* TASK *
Extract every line where the string "name" appears.

* EXCERPTED DATA *
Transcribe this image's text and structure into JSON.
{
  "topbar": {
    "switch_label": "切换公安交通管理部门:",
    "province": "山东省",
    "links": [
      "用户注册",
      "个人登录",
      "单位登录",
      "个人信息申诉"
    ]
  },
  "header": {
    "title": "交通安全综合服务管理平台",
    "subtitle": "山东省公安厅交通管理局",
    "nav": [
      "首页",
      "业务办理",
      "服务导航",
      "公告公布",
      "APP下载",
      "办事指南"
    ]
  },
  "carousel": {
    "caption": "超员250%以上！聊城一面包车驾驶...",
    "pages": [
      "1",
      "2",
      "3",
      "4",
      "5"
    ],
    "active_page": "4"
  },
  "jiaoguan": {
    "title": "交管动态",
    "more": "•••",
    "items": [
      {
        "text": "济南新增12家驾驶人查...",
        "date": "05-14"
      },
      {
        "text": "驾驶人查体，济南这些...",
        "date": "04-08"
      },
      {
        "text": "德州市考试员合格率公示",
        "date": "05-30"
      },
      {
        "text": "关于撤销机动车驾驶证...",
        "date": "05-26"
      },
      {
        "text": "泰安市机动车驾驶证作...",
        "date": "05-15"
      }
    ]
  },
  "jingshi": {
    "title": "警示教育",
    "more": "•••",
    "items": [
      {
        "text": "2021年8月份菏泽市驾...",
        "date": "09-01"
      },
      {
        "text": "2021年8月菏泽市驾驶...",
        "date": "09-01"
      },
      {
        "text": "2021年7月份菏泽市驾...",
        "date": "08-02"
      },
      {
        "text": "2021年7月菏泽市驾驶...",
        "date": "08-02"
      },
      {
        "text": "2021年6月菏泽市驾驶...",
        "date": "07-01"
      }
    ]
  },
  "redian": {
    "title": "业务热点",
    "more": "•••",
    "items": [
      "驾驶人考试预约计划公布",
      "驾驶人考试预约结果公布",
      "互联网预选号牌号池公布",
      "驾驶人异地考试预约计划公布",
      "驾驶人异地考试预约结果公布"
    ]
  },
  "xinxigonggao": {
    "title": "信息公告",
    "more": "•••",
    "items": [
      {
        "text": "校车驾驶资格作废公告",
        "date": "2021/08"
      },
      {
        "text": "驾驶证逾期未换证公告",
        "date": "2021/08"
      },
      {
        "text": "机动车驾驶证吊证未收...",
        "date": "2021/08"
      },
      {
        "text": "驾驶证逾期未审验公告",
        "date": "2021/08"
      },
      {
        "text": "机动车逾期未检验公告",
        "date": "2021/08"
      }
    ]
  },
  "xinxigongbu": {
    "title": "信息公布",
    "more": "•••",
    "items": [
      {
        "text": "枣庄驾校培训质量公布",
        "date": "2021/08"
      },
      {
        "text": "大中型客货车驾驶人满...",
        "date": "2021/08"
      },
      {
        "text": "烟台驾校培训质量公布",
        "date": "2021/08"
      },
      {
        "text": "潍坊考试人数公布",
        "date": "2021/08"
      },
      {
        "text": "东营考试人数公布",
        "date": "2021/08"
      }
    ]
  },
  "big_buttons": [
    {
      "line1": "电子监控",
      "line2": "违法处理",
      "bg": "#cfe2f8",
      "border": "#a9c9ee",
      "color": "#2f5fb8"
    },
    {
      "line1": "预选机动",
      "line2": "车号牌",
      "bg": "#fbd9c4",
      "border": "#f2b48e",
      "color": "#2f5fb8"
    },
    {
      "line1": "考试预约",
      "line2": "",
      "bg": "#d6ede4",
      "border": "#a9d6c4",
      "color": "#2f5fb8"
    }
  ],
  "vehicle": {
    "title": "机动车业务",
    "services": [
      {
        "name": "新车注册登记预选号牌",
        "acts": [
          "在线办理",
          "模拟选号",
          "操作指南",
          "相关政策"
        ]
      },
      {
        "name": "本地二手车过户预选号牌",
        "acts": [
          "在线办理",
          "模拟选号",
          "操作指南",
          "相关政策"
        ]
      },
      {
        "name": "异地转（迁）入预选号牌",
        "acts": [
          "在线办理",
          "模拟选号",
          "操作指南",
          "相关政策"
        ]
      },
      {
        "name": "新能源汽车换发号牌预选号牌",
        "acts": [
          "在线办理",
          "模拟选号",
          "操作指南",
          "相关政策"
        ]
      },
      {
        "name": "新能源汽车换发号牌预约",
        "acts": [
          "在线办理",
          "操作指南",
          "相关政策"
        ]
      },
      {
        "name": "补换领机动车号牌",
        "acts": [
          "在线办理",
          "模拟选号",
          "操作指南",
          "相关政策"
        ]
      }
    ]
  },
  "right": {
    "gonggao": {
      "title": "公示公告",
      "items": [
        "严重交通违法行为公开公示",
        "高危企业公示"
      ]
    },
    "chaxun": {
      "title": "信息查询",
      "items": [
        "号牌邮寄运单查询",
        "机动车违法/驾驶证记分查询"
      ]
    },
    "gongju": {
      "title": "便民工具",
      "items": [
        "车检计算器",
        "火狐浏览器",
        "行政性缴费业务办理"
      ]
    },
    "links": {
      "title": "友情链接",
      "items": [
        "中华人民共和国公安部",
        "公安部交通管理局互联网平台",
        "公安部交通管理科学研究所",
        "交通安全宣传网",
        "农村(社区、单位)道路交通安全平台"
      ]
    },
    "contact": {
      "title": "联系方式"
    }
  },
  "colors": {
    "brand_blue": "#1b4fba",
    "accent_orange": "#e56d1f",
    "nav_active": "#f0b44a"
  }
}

* CORRECT RESULT *
        "name": "新车注册登记预选号牌",
        "name": "本地二手车过户预选号牌",
        "name": "异地转（迁）入预选号牌",
        "name": "新能源汽车换发号牌预选号牌",
        "name": "新能源汽车换发号牌预约",
        "name": "补换领机动车号牌",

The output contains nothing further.